GIVEN TASK → Gather every line that includes the word "работы", please.
※ ※ ※
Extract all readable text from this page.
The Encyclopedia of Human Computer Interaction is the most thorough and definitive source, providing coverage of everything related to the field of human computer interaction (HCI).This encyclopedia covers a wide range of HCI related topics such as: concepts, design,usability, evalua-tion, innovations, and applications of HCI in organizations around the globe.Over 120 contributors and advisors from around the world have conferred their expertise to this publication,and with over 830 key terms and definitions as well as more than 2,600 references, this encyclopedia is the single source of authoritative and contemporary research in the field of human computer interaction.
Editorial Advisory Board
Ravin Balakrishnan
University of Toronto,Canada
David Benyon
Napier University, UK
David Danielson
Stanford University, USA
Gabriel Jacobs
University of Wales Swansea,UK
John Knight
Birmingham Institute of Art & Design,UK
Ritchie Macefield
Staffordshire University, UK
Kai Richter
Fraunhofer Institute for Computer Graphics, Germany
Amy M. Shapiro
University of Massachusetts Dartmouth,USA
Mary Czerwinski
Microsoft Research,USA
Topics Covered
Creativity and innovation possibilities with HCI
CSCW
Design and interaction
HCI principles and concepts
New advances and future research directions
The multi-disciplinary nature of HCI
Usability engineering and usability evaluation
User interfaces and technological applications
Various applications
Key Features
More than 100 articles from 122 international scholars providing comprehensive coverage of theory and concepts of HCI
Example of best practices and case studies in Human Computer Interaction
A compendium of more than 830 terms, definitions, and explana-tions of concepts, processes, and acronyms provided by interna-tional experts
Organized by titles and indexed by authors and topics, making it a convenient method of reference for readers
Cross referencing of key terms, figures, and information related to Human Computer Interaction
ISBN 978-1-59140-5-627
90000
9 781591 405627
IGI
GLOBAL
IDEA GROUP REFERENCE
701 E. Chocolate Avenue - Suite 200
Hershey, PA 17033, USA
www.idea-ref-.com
※ ※ ※
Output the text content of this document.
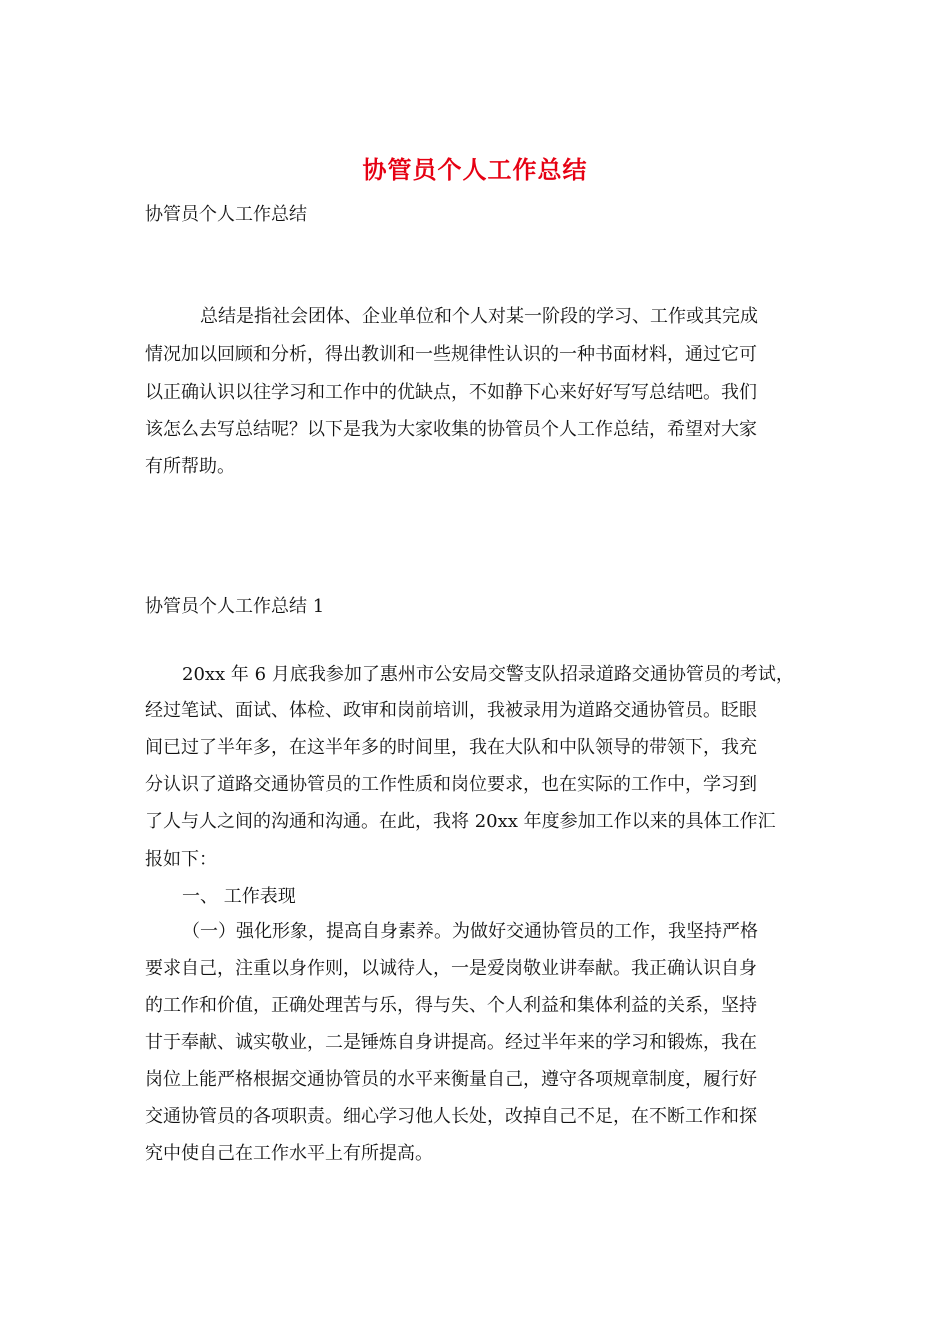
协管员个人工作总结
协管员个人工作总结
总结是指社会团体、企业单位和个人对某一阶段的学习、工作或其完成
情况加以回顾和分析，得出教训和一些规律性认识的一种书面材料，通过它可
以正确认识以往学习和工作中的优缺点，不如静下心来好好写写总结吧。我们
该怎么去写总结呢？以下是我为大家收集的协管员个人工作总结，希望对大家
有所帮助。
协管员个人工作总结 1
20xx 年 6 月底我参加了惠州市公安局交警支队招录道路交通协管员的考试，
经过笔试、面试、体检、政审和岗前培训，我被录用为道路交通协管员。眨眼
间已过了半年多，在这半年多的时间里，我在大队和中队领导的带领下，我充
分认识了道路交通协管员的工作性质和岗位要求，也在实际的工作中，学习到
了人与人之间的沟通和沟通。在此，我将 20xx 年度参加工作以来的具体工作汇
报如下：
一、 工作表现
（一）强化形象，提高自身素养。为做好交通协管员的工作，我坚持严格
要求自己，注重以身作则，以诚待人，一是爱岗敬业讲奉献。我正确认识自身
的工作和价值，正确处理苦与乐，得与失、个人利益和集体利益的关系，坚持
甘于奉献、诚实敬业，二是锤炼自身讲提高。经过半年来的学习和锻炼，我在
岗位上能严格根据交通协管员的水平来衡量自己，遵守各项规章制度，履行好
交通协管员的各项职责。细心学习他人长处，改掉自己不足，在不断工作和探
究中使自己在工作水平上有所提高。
※ ※ ※
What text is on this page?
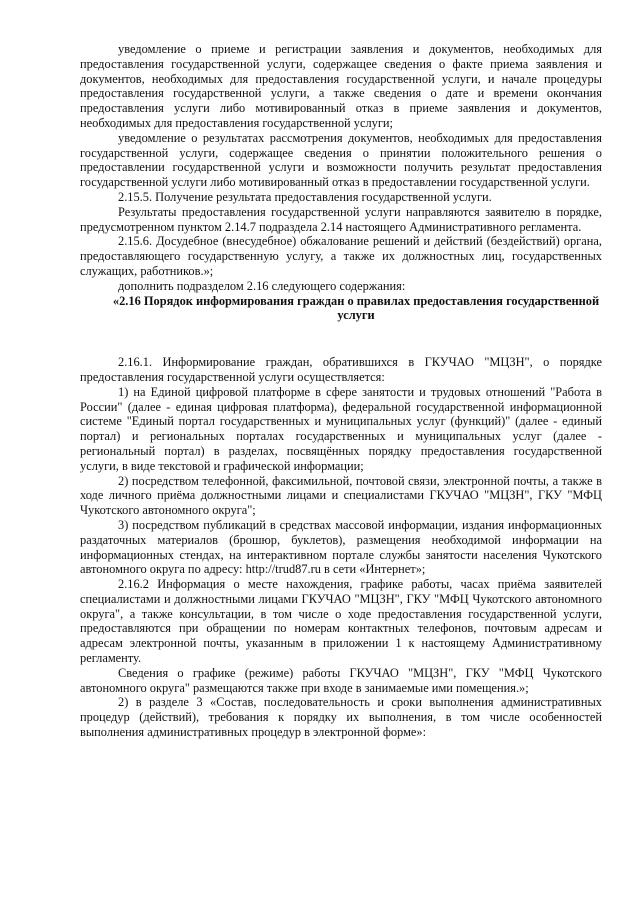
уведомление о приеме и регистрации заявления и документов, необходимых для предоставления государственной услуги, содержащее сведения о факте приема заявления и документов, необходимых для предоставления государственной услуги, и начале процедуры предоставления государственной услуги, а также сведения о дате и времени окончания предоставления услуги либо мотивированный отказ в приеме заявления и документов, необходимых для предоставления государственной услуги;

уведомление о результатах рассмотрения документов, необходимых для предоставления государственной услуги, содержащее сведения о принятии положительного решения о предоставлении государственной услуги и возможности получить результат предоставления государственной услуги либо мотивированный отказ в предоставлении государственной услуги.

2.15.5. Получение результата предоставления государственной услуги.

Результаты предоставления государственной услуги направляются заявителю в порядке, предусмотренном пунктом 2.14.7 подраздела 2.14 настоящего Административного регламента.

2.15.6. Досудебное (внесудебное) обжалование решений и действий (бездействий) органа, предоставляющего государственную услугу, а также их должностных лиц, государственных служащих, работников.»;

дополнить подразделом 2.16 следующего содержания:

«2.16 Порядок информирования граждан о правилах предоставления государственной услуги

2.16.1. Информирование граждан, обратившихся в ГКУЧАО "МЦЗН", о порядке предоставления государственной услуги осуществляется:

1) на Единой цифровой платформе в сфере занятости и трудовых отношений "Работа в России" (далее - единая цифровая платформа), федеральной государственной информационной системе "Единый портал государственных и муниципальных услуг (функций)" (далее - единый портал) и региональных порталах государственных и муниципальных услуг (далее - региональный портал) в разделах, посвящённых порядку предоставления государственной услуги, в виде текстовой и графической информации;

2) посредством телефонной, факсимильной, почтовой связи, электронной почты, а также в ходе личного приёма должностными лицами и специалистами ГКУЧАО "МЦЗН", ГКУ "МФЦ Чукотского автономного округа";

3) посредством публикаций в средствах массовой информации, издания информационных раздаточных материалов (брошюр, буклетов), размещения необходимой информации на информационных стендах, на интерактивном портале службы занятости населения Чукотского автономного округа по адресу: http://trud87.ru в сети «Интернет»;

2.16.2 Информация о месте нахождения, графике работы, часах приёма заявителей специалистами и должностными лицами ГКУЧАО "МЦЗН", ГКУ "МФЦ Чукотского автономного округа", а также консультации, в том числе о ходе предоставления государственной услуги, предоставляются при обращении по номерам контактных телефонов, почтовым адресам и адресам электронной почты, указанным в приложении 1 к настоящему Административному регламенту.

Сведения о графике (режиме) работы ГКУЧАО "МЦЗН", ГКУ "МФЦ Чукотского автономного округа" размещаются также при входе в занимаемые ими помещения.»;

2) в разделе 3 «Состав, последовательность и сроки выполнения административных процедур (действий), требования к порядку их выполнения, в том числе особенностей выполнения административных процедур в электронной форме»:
※ ※ ※
TASK RESULT →
2.16.2 Информация о месте нахождения, графике работы, часах приёма заявителей специалистами и должностными лицами ГКУЧАО "МЦЗН", ГКУ "МФЦ Чукотского автономного округа", а также консультации, в том числе о ходе предоставления государственной услуги, предоставляются при обращении по номерам контактных телефонов, почтовым адресам и адресам электронной почты, указанным в приложении 1 к настоящему Административному регламенту.
Сведения о графике (режиме) работы ГКУЧАО "МЦЗН", ГКУ "МФЦ Чукотского автономного округа" размещаются также при входе в занимаемые ими помещения.»;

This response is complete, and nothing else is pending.